BEGIN Excerpted data
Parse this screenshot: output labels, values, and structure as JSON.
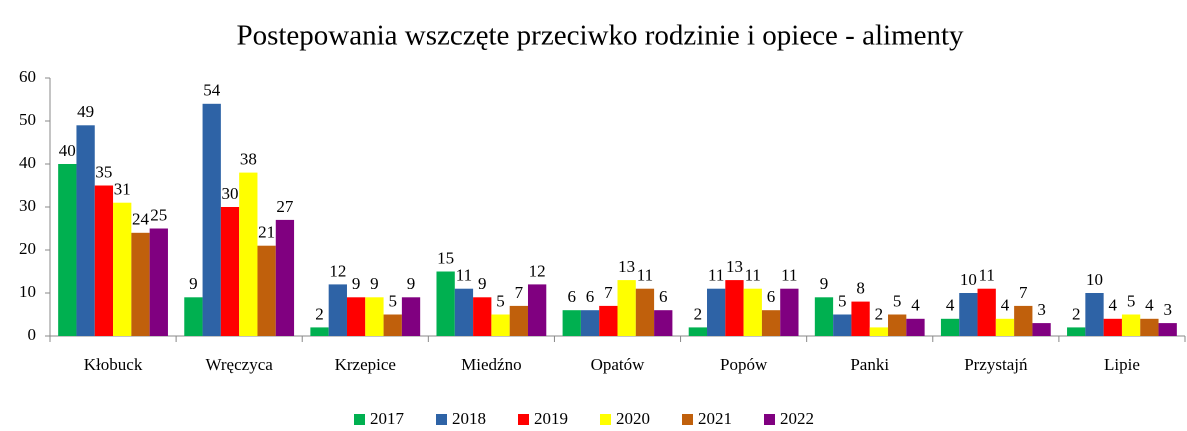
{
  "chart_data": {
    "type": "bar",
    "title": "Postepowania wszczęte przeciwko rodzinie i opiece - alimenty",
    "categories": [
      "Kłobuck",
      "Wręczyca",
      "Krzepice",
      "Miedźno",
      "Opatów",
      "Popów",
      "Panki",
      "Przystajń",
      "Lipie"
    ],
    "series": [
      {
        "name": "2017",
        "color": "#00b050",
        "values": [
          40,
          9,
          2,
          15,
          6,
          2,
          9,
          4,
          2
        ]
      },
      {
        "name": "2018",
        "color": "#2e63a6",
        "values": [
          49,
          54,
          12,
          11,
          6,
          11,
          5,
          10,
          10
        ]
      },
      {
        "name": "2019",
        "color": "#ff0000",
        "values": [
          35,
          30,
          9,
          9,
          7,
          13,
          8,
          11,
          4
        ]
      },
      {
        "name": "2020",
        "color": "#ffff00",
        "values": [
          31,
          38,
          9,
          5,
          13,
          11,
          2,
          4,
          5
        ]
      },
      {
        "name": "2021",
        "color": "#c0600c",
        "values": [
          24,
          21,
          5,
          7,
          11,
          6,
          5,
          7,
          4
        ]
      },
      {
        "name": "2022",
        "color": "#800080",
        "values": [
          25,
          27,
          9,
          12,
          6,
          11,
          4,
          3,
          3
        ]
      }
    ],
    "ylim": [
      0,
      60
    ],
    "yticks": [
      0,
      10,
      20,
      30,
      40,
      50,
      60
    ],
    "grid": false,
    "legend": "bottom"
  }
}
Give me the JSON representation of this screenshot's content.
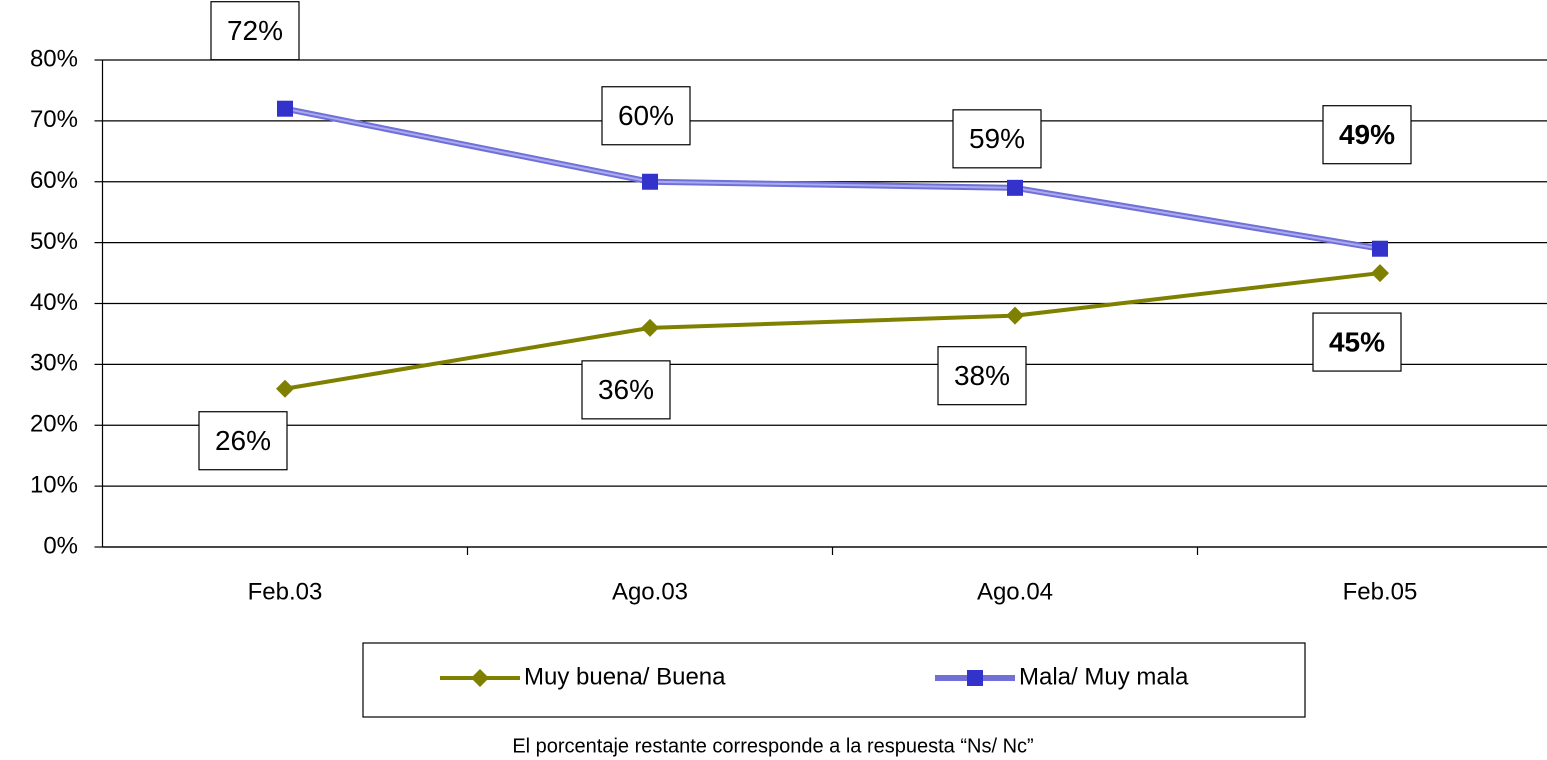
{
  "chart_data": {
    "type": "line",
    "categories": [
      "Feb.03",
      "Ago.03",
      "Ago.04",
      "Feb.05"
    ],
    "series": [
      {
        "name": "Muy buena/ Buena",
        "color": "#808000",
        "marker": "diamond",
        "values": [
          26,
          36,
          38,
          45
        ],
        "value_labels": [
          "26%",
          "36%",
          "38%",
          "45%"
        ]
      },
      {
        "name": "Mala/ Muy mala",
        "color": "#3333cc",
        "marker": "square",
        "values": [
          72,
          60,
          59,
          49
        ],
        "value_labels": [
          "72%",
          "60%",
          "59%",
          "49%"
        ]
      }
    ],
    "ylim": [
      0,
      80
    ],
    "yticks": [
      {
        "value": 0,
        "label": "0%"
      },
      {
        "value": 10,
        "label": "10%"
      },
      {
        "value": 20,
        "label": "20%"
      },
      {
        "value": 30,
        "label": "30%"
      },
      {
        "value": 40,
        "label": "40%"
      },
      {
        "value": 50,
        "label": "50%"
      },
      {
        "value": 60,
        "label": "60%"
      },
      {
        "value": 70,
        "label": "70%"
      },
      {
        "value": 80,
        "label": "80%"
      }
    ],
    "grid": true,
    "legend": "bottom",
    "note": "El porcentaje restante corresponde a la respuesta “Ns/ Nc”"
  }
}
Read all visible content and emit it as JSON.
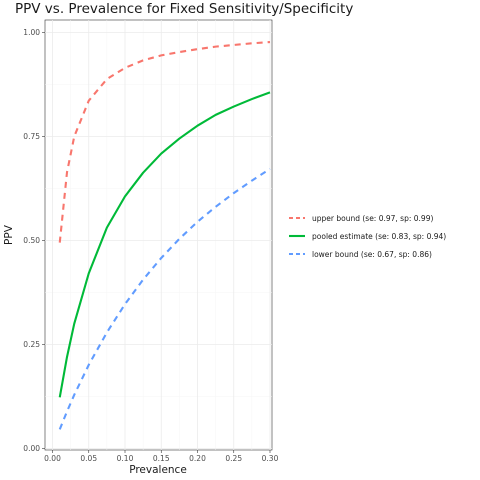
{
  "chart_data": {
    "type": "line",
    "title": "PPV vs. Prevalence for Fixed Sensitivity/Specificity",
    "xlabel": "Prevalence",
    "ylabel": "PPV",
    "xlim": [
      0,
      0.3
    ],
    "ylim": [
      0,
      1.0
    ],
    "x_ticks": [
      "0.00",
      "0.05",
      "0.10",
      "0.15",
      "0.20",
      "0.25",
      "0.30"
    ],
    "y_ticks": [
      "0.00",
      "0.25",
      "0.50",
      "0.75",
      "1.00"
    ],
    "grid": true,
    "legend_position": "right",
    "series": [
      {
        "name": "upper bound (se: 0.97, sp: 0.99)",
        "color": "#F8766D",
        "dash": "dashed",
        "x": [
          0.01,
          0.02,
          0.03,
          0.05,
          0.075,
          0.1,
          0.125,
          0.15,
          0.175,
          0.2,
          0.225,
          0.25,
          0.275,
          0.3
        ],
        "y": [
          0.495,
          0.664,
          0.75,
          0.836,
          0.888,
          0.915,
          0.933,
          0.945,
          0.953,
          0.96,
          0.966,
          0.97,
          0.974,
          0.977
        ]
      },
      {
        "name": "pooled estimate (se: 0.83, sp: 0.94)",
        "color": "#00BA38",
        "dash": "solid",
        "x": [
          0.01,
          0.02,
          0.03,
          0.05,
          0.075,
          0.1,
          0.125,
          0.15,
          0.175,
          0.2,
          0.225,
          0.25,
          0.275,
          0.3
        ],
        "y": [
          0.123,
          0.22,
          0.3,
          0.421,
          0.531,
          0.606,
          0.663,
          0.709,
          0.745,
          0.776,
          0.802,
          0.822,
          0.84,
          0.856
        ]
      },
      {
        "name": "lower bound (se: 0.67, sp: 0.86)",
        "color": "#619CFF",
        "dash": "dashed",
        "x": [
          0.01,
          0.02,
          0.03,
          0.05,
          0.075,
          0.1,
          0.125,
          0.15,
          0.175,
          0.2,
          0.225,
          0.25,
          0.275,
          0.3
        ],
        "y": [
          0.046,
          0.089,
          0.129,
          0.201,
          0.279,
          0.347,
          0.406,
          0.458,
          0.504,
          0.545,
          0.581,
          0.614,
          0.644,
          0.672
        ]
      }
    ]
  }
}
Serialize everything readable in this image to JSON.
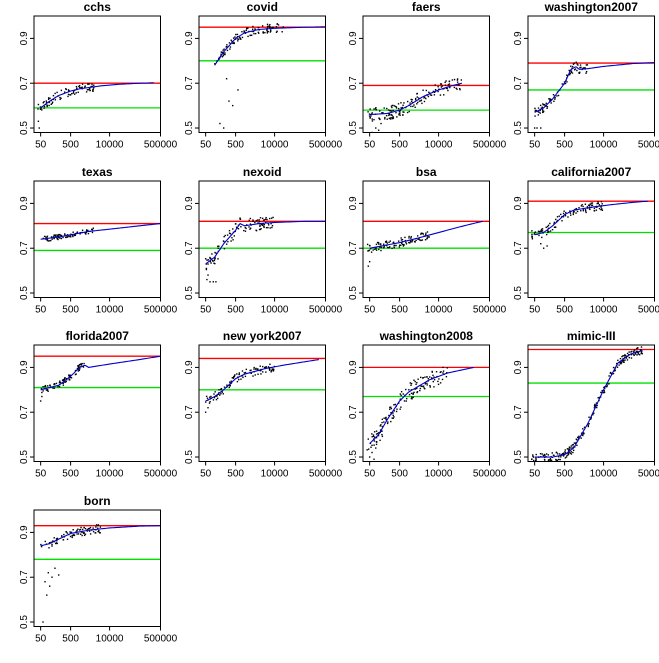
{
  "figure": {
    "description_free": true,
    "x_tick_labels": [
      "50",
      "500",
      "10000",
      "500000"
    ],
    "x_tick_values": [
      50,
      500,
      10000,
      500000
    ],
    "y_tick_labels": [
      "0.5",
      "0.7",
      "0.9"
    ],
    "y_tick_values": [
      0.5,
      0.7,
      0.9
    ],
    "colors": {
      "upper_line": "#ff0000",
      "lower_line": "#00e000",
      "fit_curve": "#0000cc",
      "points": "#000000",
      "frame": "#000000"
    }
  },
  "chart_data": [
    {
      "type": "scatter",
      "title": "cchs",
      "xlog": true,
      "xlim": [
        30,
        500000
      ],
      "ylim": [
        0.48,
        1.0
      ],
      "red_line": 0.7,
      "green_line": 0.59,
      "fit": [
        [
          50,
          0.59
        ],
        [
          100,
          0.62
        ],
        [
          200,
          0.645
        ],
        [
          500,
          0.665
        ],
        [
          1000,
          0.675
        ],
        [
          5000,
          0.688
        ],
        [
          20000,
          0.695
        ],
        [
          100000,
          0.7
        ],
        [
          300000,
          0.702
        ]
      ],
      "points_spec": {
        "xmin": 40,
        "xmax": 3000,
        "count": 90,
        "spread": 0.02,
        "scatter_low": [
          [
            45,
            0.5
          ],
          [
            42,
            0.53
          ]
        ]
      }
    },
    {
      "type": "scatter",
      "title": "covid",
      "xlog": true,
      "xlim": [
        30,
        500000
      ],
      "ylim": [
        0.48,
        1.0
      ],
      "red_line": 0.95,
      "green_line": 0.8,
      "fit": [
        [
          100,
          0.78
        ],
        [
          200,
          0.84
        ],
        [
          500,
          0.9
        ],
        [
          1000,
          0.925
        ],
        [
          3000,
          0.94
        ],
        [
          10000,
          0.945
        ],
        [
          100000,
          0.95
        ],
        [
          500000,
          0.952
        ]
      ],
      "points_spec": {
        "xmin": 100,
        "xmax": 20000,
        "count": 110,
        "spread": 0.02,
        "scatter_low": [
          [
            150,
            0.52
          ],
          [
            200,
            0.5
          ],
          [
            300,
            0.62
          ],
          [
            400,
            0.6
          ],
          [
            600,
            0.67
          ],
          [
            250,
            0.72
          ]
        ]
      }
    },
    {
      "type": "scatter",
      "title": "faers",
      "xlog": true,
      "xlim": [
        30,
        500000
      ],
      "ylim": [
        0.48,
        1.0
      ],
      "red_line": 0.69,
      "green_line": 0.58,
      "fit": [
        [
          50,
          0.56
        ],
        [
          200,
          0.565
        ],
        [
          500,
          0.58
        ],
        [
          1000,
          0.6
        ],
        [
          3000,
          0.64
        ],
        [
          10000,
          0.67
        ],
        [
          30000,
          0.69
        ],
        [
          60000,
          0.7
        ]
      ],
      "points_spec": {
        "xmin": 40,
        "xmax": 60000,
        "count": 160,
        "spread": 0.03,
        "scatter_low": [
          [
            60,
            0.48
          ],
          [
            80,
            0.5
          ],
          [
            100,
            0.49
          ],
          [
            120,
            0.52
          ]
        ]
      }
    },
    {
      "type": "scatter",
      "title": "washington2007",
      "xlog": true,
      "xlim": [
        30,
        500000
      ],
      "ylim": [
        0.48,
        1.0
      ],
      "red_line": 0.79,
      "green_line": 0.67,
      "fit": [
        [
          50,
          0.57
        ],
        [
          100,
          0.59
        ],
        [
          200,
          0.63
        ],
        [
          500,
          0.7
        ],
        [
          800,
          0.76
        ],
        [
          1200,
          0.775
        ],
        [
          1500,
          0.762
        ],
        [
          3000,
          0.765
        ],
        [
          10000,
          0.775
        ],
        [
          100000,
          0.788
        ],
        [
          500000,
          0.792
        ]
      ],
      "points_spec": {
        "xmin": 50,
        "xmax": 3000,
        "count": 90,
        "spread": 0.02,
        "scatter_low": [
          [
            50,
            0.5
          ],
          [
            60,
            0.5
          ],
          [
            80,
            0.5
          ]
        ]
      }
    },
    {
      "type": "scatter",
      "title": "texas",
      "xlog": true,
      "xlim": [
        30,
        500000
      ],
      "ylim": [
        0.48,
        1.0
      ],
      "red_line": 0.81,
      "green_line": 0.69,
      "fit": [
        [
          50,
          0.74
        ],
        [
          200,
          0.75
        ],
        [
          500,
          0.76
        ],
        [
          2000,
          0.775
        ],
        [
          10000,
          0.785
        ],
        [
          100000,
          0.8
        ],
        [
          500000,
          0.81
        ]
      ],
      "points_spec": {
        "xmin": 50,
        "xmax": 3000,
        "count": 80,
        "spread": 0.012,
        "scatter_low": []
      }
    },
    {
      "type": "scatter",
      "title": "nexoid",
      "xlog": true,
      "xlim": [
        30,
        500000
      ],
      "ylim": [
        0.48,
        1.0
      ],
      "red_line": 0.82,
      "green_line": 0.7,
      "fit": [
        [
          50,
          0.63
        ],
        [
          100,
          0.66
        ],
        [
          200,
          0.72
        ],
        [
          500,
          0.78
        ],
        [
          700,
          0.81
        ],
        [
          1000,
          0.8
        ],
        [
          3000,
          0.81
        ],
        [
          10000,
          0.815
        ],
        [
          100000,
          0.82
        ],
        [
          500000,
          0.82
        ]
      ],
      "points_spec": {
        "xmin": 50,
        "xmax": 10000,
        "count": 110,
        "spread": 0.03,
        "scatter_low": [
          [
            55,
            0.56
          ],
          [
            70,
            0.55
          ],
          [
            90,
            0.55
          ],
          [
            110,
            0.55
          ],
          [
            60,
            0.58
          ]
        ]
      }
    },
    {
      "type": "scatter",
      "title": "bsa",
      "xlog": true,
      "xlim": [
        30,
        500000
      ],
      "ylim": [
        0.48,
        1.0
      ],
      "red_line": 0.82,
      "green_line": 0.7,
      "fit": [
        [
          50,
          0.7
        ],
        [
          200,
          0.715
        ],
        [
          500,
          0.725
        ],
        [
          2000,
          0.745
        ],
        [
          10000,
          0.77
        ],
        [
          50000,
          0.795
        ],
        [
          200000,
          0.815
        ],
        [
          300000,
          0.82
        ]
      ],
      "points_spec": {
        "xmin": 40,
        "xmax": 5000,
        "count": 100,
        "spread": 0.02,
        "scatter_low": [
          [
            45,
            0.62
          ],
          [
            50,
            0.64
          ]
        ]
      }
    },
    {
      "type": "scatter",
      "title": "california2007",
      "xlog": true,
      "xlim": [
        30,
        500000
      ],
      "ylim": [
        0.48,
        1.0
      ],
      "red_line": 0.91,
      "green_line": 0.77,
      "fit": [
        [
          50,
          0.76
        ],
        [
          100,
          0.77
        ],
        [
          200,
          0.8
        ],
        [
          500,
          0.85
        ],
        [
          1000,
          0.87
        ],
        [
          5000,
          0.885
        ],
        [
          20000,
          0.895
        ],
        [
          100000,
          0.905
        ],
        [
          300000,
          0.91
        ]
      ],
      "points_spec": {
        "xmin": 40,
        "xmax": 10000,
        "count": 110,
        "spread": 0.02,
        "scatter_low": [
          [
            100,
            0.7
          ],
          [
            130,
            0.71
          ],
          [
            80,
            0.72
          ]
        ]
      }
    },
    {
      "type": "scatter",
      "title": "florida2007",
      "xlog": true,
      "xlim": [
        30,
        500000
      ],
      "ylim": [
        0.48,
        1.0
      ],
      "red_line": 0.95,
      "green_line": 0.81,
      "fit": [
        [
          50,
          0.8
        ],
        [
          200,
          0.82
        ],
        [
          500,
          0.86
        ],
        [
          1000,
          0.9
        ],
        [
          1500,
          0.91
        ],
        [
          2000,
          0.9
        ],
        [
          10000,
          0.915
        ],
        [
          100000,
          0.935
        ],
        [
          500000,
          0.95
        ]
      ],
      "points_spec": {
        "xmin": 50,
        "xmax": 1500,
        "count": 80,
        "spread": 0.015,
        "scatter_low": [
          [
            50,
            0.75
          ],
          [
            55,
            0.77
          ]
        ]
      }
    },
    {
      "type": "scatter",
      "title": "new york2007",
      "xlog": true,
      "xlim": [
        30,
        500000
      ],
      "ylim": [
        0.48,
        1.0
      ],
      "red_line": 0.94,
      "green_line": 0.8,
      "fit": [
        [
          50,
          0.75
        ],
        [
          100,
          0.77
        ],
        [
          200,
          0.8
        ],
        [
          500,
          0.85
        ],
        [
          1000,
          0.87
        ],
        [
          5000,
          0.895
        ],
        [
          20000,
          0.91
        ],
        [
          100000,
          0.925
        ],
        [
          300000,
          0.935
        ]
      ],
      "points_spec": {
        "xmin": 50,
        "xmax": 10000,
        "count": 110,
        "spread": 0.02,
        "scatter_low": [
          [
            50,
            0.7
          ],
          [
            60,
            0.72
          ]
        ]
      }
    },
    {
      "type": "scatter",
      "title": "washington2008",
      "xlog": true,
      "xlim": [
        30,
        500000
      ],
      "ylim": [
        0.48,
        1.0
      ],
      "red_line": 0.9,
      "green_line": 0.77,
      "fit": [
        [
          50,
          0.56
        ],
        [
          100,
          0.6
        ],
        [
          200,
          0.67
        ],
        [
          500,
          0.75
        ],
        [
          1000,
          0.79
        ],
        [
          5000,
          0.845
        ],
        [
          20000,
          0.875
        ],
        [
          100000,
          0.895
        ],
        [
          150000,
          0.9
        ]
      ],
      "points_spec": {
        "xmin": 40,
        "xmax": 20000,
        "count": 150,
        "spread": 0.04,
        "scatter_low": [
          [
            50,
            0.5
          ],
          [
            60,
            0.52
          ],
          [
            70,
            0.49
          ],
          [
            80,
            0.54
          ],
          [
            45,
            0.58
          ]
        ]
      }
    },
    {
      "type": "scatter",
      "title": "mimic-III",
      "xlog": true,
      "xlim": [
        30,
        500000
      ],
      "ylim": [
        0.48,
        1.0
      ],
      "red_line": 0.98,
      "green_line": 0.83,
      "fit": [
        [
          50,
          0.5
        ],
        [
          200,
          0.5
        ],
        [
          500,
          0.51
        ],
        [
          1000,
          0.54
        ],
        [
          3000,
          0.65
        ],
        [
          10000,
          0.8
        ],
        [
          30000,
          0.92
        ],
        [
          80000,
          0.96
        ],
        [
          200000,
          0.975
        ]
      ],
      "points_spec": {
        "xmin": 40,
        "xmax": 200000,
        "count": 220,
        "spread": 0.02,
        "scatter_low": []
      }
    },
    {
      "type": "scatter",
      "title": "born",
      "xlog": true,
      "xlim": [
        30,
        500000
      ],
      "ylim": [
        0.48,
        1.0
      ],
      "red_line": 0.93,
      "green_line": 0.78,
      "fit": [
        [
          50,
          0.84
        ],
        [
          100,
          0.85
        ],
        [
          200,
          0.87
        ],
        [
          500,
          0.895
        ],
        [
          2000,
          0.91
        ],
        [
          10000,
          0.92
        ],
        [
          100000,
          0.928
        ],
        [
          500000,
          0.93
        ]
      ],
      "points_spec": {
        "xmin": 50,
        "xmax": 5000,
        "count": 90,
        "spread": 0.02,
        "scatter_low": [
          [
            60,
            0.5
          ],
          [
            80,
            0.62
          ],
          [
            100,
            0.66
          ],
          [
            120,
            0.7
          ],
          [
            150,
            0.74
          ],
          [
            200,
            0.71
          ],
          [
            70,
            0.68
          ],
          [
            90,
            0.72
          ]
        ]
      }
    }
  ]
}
END Excerpted data
> [Exercise requirements] Copy every line of the listing where the word "JSON" appears.

> [Exercise result]
Parse this screenshot: output labels, values, and structure as JSON.
Give me the JSON representation of this screenshot's content.
Read all visible content and emit it as JSON.
Serialize everything readable in this image to JSON.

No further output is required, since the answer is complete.